Here are some records; quote them exactly, leaving out the pictures.

• _Dataset rows_
>>>>

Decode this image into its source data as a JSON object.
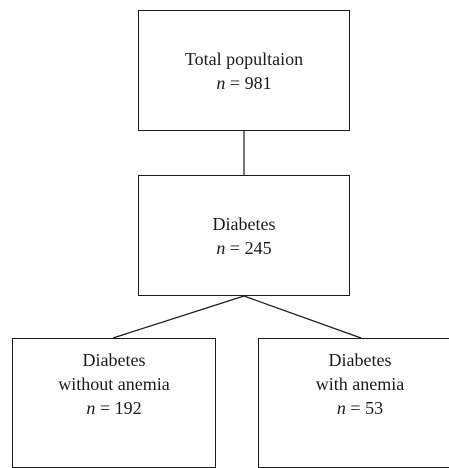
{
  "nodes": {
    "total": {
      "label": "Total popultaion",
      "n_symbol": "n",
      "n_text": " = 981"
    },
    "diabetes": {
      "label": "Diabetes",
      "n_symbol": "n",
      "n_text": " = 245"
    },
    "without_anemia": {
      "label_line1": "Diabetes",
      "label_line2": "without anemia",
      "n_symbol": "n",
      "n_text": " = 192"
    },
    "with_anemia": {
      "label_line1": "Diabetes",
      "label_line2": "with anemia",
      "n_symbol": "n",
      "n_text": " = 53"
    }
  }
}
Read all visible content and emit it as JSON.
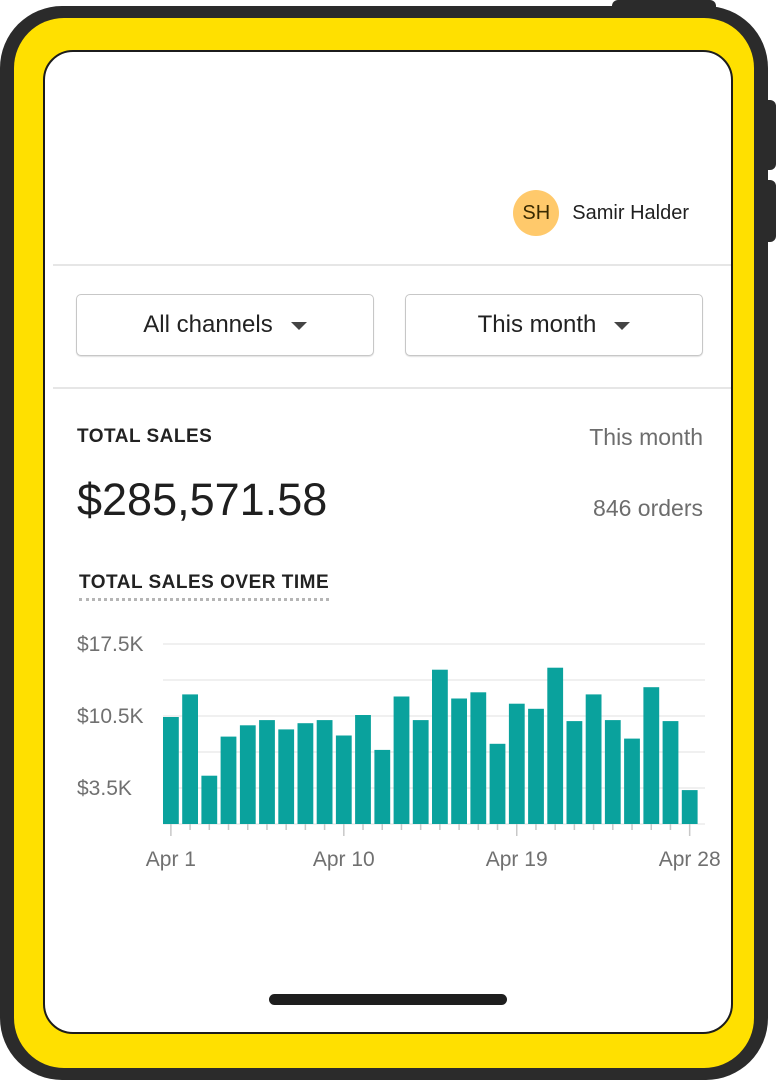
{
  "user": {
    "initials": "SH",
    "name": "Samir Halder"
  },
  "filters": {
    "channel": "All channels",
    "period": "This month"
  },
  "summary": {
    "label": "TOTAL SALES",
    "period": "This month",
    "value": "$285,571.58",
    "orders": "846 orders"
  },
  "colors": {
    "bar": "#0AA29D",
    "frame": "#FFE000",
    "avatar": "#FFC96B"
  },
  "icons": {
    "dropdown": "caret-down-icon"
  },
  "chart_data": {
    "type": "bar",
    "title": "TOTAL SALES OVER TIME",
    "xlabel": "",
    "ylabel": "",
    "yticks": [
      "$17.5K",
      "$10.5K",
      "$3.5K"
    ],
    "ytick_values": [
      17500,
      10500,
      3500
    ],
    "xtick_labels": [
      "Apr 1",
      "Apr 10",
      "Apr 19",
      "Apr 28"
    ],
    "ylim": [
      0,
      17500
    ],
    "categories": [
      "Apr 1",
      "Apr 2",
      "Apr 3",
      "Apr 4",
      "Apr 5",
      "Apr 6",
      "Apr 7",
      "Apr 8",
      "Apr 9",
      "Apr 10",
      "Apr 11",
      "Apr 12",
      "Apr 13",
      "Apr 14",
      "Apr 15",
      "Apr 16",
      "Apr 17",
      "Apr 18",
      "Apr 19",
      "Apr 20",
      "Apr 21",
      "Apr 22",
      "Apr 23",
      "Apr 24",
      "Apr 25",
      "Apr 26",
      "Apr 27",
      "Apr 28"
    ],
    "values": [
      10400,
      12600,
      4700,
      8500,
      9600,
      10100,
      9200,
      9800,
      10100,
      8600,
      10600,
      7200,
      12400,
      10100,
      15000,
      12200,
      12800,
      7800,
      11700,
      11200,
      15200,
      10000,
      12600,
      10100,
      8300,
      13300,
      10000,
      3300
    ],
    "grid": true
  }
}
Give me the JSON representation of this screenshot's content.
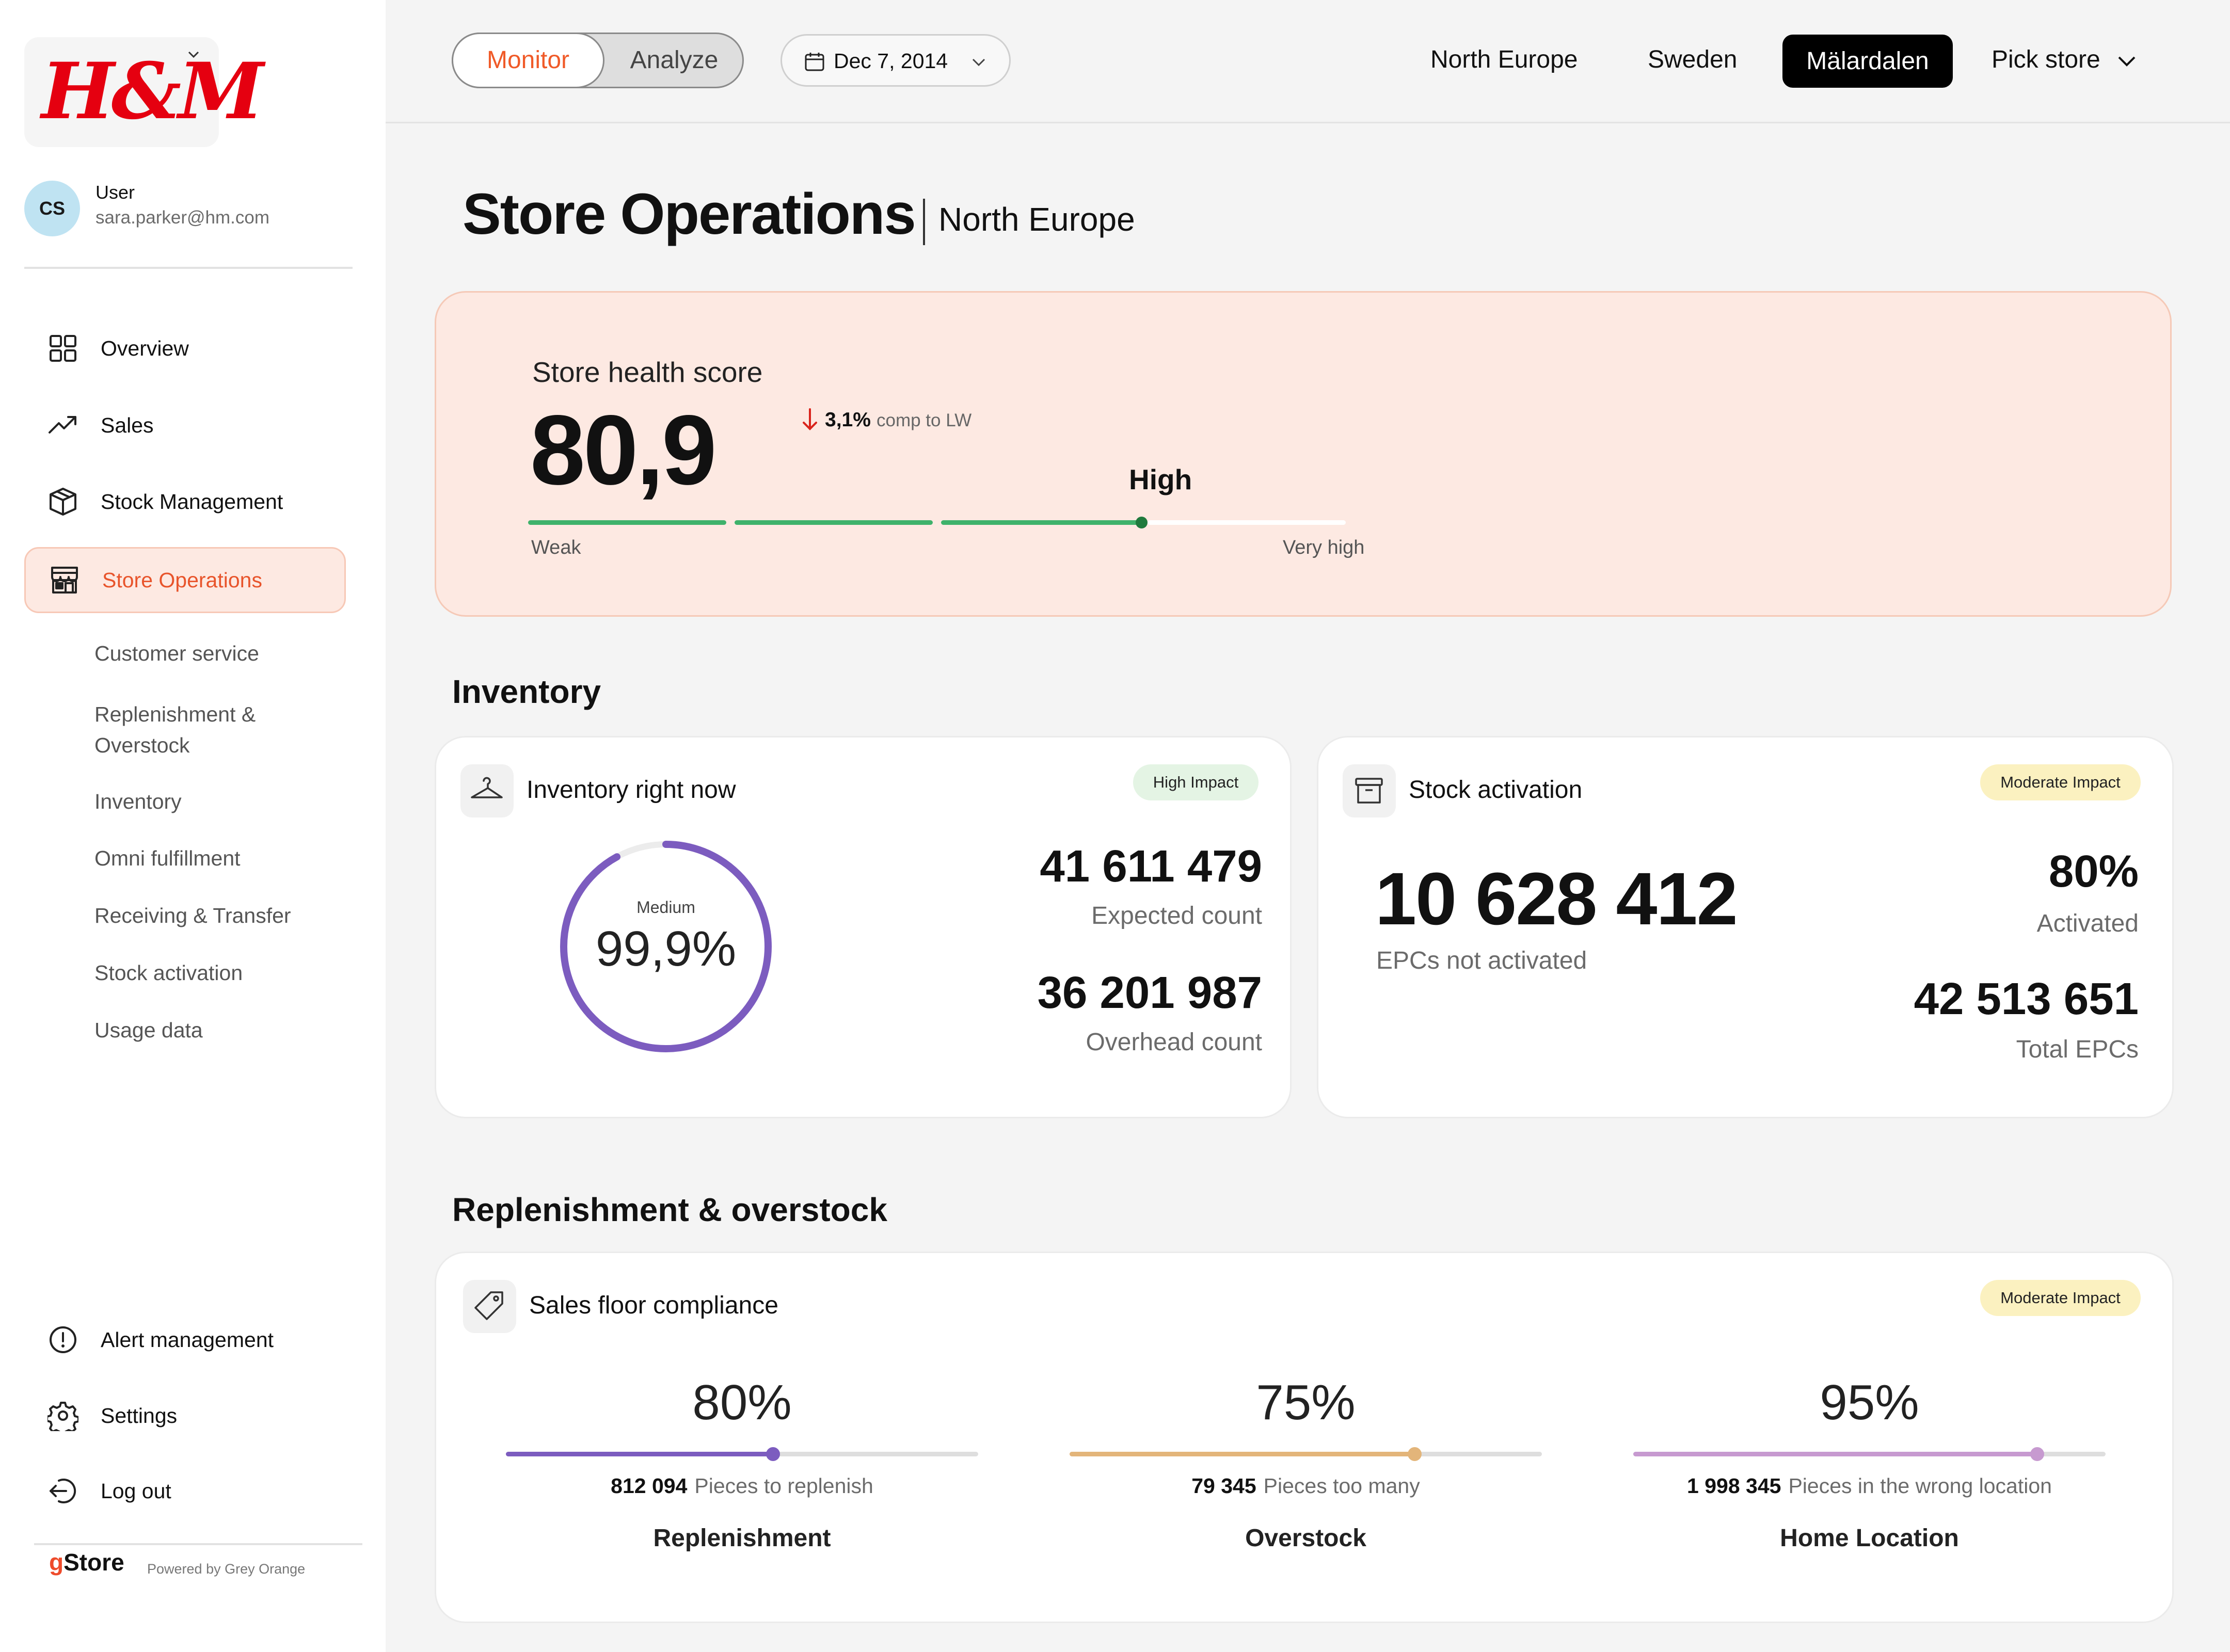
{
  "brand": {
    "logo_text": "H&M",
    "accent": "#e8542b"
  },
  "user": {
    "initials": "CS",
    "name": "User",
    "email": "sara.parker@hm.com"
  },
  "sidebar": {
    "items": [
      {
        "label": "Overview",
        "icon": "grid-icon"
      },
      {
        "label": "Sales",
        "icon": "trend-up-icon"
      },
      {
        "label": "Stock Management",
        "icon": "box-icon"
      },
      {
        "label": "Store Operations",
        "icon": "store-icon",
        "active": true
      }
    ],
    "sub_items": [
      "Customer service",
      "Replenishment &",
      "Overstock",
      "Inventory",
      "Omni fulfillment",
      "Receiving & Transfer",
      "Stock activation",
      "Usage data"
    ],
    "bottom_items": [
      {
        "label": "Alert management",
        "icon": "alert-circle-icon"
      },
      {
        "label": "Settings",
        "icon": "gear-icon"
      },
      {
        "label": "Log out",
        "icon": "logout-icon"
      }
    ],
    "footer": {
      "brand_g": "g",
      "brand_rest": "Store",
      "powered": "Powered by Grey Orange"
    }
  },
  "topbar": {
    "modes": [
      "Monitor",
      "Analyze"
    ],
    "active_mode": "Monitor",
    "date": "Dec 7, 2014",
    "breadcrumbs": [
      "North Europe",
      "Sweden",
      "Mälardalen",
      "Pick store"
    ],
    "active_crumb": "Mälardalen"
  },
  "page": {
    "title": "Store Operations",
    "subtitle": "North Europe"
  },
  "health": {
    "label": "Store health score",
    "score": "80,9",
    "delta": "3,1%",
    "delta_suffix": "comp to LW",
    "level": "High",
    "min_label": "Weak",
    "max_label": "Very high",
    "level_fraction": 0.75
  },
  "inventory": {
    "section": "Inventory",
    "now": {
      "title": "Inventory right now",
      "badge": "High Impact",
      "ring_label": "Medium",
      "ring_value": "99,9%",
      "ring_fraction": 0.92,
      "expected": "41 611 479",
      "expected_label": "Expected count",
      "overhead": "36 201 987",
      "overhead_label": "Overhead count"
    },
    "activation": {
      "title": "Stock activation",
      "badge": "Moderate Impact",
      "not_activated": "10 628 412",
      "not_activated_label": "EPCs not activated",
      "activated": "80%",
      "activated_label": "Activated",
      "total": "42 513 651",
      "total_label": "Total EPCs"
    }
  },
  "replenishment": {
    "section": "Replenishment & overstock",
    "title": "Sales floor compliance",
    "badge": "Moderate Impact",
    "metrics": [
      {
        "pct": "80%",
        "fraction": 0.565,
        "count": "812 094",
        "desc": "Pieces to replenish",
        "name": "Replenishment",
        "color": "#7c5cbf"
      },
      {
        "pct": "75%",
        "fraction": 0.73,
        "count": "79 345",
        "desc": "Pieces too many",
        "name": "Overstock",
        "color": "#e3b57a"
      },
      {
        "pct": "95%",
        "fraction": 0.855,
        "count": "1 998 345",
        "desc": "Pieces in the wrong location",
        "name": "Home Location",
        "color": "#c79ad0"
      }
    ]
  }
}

<<<<

• _Solution below_
Decode this image into its source data as a JSON object.
{
  "nodes": {
    "total": {
      "label": "Total popultaion",
      "n_symbol": "n",
      "n_text": " = 981"
    },
    "diabetes": {
      "label": "Diabetes",
      "n_symbol": "n",
      "n_text": " = 245"
    },
    "without_anemia": {
      "label_line1": "Diabetes",
      "label_line2": "without anemia",
      "n_symbol": "n",
      "n_text": " = 192"
    },
    "with_anemia": {
      "label_line1": "Diabetes",
      "label_line2": "with anemia",
      "n_symbol": "n",
      "n_text": " = 53"
    }
  }
}
Read all visible content and emit it as JSON.
{
  "user": {
    "initials": "SH",
    "name": "Samir Halder"
  },
  "filters": {
    "channel": "All channels",
    "period": "This month"
  },
  "summary": {
    "label": "TOTAL SALES",
    "period": "This month",
    "value": "$285,571.58",
    "orders": "846 orders"
  },
  "colors": {
    "bar": "#0AA29D",
    "frame": "#FFE000",
    "avatar": "#FFC96B"
  },
  "icons": {
    "dropdown": "caret-down-icon"
  },
  "chart_data": {
    "type": "bar",
    "title": "TOTAL SALES OVER TIME",
    "xlabel": "",
    "ylabel": "",
    "yticks": [
      "$17.5K",
      "$10.5K",
      "$3.5K"
    ],
    "ytick_values": [
      17500,
      10500,
      3500
    ],
    "xtick_labels": [
      "Apr 1",
      "Apr 10",
      "Apr 19",
      "Apr 28"
    ],
    "ylim": [
      0,
      17500
    ],
    "categories": [
      "Apr 1",
      "Apr 2",
      "Apr 3",
      "Apr 4",
      "Apr 5",
      "Apr 6",
      "Apr 7",
      "Apr 8",
      "Apr 9",
      "Apr 10",
      "Apr 11",
      "Apr 12",
      "Apr 13",
      "Apr 14",
      "Apr 15",
      "Apr 16",
      "Apr 17",
      "Apr 18",
      "Apr 19",
      "Apr 20",
      "Apr 21",
      "Apr 22",
      "Apr 23",
      "Apr 24",
      "Apr 25",
      "Apr 26",
      "Apr 27",
      "Apr 28"
    ],
    "values": [
      10400,
      12600,
      4700,
      8500,
      9600,
      10100,
      9200,
      9800,
      10100,
      8600,
      10600,
      7200,
      12400,
      10100,
      15000,
      12200,
      12800,
      7800,
      11700,
      11200,
      15200,
      10000,
      12600,
      10100,
      8300,
      13300,
      10000,
      3300
    ],
    "grid": true
  }
}
Give me the JSON representation of this screenshot's content.
{
  "brand": {
    "logo_text": "H&M",
    "accent": "#e8542b"
  },
  "user": {
    "initials": "CS",
    "name": "User",
    "email": "sara.parker@hm.com"
  },
  "sidebar": {
    "items": [
      {
        "label": "Overview",
        "icon": "grid-icon"
      },
      {
        "label": "Sales",
        "icon": "trend-up-icon"
      },
      {
        "label": "Stock Management",
        "icon": "box-icon"
      },
      {
        "label": "Store Operations",
        "icon": "store-icon",
        "active": true
      }
    ],
    "sub_items": [
      "Customer service",
      "Replenishment &",
      "Overstock",
      "Inventory",
      "Omni fulfillment",
      "Receiving & Transfer",
      "Stock activation",
      "Usage data"
    ],
    "bottom_items": [
      {
        "label": "Alert management",
        "icon": "alert-circle-icon"
      },
      {
        "label": "Settings",
        "icon": "gear-icon"
      },
      {
        "label": "Log out",
        "icon": "logout-icon"
      }
    ],
    "footer": {
      "brand_g": "g",
      "brand_rest": "Store",
      "powered": "Powered by Grey Orange"
    }
  },
  "topbar": {
    "modes": [
      "Monitor",
      "Analyze"
    ],
    "active_mode": "Monitor",
    "date": "Dec 7, 2014",
    "breadcrumbs": [
      "North Europe",
      "Sweden",
      "Mälardalen",
      "Pick store"
    ],
    "active_crumb": "Mälardalen"
  },
  "page": {
    "title": "Store Operations",
    "subtitle": "North Europe"
  },
  "health": {
    "label": "Store health score",
    "score": "80,9",
    "delta": "3,1%",
    "delta_suffix": "comp to LW",
    "level": "High",
    "min_label": "Weak",
    "max_label": "Very high",
    "level_fraction": 0.75
  },
  "inventory": {
    "section": "Inventory",
    "now": {
      "title": "Inventory right now",
      "badge": "High Impact",
      "ring_label": "Medium",
      "ring_value": "99,9%",
      "ring_fraction": 0.92,
      "expected": "41 611 479",
      "expected_label": "Expected count",
      "overhead": "36 201 987",
      "overhead_label": "Overhead count"
    },
    "activation": {
      "title": "Stock activation",
      "badge": "Moderate Impact",
      "not_activated": "10 628 412",
      "not_activated_label": "EPCs not activated",
      "activated": "80%",
      "activated_label": "Activated",
      "total": "42 513 651",
      "total_label": "Total EPCs"
    }
  },
  "replenishment": {
    "section": "Replenishment & overstock",
    "title": "Sales floor compliance",
    "badge": "Moderate Impact",
    "metrics": [
      {
        "pct": "80%",
        "fraction": 0.565,
        "count": "812 094",
        "desc": "Pieces to replenish",
        "name": "Replenishment",
        "color": "#7c5cbf"
      },
      {
        "pct": "75%",
        "fraction": 0.73,
        "count": "79 345",
        "desc": "Pieces too many",
        "name": "Overstock",
        "color": "#e3b57a"
      },
      {
        "pct": "95%",
        "fraction": 0.855,
        "count": "1 998 345",
        "desc": "Pieces in the wrong location",
        "name": "Home Location",
        "color": "#c79ad0"
      }
    ]
  }
}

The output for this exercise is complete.